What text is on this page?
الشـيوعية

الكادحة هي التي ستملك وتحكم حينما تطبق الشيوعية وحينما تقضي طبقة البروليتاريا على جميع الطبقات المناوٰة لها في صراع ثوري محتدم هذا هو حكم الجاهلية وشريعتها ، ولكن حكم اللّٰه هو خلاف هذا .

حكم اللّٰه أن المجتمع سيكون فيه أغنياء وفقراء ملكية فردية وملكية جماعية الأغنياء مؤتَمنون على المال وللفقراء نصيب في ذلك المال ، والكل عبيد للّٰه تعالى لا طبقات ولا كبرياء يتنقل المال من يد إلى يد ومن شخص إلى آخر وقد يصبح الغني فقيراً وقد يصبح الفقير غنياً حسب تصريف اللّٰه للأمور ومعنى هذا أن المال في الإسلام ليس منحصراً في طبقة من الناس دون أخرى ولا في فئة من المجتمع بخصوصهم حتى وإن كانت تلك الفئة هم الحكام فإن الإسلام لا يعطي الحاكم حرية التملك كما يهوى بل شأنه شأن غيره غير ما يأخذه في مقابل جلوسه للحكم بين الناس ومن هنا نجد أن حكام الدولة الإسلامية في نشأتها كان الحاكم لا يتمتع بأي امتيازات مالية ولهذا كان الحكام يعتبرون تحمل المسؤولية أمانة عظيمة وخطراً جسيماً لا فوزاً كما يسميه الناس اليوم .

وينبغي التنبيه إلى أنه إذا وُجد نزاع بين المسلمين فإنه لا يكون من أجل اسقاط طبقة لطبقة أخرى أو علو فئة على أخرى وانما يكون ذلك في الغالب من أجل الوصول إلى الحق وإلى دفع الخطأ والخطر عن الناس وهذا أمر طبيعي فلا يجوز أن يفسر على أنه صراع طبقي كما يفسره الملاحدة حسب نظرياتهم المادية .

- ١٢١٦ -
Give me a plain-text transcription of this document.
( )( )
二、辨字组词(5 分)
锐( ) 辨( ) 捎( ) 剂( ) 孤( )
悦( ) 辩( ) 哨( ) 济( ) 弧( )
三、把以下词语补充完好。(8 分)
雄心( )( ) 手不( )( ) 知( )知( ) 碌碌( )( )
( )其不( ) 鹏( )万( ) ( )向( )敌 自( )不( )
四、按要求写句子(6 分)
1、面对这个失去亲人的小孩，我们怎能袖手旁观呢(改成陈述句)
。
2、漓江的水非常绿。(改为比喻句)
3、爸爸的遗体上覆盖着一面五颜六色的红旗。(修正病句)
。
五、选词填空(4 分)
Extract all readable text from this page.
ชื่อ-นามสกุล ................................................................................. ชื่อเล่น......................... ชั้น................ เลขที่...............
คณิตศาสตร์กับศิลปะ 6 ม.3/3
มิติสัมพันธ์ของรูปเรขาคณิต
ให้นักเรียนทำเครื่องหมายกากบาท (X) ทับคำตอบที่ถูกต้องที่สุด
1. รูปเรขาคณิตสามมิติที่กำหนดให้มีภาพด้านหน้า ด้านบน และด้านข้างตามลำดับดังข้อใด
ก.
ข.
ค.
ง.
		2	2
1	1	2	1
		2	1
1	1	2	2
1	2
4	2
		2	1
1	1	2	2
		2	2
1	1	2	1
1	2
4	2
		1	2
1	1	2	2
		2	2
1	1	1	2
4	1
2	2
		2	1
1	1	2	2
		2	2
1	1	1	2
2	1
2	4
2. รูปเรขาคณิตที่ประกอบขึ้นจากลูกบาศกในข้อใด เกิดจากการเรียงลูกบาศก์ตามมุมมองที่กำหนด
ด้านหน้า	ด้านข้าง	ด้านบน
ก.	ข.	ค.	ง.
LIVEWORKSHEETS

▬▬▬

- _Stated task_
Every line from the one containing "Extract all readable text from this page." through the last line of the entries must be written out verbatim, and no other line.

- _Written solution_
Extract all readable text from this page.
ชื่อ-นามสกุล ................................................................................. ชื่อเล่น......................... ชั้น................ เลขที่...............
คณิตศาสตร์กับศิลปะ 6 ม.3/3
มิติสัมพันธ์ของรูปเรขาคณิต
ให้นักเรียนทำเครื่องหมายกากบาท (X) ทับคำตอบที่ถูกต้องที่สุด
1. รูปเรขาคณิตสามมิติที่กำหนดให้มีภาพด้านหน้า ด้านบน และด้านข้างตามลำดับดังข้อใด
ก.
ข.
ค.
ง.
		2	2
1	1	2	1
		2	1
1	1	2	2
1	2
4	2
		2	1
1	1	2	2
		2	2
1	1	2	1
1	2
4	2
		1	2
1	1	2	2
		2	2
1	1	1	2
4	1
2	2
		2	1
1	1	2	2
		2	2
1	1	1	2
2	1
2	4
2. รูปเรขาคณิตที่ประกอบขึ้นจากลูกบาศกในข้อใด เกิดจากการเรียงลูกบาศก์ตามมุมมองที่กำหนด
ด้านหน้า	ด้านข้าง	ด้านบน
ก.	ข.	ค.	ง.
LIVEWORKSHEETS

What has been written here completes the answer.